— Exercise objective —
Put the lines of the records below, from the first line up to and including the line that contains "module-list-panel: Module 18", into a JSON list of strings with one string per line and no blank lines.

— Dataset —

## BEGIN

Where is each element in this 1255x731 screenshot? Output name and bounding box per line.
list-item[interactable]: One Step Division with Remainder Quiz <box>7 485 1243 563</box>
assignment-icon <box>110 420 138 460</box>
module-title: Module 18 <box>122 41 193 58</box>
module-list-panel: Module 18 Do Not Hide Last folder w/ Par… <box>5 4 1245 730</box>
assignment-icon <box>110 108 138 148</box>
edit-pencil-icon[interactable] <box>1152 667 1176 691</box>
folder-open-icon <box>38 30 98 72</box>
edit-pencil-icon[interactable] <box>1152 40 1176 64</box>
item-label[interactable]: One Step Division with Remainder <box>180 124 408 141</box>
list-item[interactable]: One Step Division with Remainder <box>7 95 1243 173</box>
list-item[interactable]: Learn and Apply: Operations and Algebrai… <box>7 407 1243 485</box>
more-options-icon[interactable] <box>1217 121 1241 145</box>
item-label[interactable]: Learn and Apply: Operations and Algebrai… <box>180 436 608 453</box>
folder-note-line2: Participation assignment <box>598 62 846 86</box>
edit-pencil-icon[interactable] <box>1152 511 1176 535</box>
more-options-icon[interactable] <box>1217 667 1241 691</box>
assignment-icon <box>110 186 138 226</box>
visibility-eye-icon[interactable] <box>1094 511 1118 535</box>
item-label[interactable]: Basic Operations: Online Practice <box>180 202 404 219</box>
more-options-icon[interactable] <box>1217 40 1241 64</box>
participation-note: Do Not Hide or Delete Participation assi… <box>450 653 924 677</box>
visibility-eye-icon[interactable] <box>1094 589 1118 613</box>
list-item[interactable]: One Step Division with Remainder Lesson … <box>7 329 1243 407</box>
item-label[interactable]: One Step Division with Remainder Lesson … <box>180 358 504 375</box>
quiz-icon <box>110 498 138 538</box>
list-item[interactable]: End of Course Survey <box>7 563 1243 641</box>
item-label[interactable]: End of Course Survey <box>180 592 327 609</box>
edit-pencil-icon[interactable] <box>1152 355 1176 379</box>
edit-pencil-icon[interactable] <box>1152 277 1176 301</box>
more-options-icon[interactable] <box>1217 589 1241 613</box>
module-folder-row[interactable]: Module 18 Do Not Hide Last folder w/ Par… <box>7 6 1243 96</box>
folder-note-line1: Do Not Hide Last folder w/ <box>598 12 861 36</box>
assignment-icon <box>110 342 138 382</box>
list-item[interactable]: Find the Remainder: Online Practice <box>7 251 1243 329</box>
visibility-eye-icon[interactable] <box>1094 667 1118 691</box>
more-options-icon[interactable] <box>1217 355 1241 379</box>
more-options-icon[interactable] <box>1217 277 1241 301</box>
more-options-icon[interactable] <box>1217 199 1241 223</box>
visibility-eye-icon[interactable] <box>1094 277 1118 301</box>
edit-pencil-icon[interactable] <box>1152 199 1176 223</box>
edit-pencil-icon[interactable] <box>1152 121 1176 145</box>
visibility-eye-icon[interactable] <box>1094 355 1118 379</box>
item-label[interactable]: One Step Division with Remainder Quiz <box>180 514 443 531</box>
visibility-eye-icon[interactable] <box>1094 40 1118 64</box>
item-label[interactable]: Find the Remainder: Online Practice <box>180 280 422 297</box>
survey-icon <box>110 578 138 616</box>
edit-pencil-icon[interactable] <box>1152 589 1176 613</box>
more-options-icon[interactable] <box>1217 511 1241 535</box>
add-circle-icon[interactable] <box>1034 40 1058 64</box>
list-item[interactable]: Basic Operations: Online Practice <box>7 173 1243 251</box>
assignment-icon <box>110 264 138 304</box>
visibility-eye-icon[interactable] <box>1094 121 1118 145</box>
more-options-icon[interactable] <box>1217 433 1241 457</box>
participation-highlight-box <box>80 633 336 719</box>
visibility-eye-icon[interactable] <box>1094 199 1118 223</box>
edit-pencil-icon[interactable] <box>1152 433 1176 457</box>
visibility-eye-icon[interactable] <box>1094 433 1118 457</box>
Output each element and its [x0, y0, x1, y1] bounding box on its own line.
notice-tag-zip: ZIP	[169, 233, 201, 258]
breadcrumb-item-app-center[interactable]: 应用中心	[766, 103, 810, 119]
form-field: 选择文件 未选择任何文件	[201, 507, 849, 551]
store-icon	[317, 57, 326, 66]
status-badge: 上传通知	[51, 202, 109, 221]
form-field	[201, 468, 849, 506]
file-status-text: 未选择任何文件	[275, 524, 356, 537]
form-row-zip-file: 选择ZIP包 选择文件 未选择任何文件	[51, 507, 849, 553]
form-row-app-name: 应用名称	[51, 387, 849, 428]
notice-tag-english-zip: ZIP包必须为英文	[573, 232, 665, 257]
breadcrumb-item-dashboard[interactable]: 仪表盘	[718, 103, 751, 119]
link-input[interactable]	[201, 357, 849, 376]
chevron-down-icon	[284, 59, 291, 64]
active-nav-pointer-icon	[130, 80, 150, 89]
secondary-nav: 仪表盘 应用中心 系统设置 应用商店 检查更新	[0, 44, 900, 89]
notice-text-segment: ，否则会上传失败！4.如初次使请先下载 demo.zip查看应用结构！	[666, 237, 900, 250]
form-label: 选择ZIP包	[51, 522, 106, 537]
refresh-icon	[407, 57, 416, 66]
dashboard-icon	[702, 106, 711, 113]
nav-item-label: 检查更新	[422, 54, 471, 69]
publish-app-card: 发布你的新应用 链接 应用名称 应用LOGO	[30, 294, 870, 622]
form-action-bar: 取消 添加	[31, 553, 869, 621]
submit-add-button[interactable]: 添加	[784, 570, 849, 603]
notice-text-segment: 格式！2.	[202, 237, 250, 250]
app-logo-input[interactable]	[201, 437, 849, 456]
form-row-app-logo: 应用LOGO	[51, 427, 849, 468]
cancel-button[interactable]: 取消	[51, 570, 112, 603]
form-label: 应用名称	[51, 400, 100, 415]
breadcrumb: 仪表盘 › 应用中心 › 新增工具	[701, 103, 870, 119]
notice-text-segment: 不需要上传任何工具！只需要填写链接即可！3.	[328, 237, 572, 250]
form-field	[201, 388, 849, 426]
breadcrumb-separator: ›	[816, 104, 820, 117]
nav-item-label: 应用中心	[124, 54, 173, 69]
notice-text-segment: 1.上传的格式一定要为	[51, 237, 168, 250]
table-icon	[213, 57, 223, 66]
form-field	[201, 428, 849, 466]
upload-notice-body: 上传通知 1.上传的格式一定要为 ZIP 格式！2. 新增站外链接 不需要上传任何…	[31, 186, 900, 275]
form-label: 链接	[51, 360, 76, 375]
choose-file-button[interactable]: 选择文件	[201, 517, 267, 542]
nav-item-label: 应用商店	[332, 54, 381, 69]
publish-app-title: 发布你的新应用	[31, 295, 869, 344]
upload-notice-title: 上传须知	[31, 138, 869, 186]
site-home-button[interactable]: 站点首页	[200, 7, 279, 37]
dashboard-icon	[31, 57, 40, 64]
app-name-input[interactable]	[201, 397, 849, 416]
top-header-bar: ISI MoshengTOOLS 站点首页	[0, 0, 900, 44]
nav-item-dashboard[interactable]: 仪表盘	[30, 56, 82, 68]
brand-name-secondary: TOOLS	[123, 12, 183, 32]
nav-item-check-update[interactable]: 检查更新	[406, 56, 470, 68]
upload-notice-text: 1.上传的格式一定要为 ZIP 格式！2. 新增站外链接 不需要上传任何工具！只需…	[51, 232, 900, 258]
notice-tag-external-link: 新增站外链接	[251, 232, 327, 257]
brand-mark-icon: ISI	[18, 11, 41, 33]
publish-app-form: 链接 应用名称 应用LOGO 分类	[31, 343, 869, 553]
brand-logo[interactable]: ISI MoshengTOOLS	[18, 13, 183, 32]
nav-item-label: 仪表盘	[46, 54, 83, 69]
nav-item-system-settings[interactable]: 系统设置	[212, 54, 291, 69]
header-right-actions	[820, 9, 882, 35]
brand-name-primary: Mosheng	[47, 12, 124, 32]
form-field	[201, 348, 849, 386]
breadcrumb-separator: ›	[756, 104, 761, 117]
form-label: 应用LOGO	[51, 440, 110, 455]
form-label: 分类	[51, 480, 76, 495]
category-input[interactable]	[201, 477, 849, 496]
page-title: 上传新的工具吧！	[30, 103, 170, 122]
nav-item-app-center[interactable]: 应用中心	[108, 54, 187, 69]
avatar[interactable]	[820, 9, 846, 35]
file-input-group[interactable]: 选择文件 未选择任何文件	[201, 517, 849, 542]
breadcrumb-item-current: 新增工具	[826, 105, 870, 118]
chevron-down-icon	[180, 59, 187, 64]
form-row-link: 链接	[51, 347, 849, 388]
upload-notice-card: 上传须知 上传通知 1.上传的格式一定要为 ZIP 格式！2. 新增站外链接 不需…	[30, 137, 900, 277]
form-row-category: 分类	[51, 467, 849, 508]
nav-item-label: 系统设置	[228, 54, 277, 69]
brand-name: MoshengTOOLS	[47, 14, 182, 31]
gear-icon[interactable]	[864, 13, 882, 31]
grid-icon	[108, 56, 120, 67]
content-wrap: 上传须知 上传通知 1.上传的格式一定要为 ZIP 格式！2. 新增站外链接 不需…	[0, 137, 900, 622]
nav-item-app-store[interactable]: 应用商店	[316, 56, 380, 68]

## END

— Task answer —
[
  "Where is each element in this 1255x731 screenshot? Output name and bounding box per line.",
  "list-item[interactable]: One Step Division with Remainder Quiz <box>7 485 1243 563</box>",
  "assignment-icon <box>110 420 138 460</box>",
  "module-title: Module 18 <box>122 41 193 58</box>",
  "module-list-panel: Module 18 Do Not Hide Last folder w/ Par… <box>5 4 1245 730</box>"
]